GIVEN REQUEST
Output the records. Match them exactly.

+++ EXCERPTED RECORDS

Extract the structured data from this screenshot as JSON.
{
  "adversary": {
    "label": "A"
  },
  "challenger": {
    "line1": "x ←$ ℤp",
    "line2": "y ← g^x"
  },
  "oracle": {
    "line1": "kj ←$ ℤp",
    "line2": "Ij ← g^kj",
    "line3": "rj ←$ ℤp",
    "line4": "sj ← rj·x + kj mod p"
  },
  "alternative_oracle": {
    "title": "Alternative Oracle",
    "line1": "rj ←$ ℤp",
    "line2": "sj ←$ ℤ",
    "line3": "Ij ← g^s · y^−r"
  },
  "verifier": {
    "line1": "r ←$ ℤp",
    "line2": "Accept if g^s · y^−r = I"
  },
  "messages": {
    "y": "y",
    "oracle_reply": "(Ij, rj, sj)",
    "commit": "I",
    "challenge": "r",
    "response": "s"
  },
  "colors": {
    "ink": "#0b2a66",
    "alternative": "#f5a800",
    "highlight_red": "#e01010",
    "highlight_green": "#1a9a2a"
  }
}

++++++

EXERCISE OUTPUT
Extract the structured data from this screenshot as JSON.
{
  "adversary": {
    "label": "A"
  },
  "challenger": {
    "line1": "x ←$ ℤp",
    "line2": "y ← g^x"
  },
  "oracle": {
    "line1": "kj ←$ ℤp",
    "line2": "Ij ← g^kj",
    "line3": "rj ←$ ℤp",
    "line4": "sj ← rj·x + kj mod p"
  },
  "alternative_oracle": {
    "title": "Alternative Oracle",
    "line1": "rj ←$ ℤp",
    "line2": "sj ←$ ℤ",
    "line3": "Ij ← g^s · y^−r"
  },
  "verifier": {
    "line1": "r ←$ ℤp",
    "line2": "Accept if g^s · y^−r = I"
  },
  "messages": {
    "y": "y",
    "oracle_reply": "(Ij, rj, sj)",
    "commit": "I",
    "challenge": "r",
    "response": "s"
  },
  "colors": {
    "ink": "#0b2a66",
    "alternative": "#f5a800",
    "highlight_red": "#e01010",
    "highlight_green": "#1a9a2a"
  }
}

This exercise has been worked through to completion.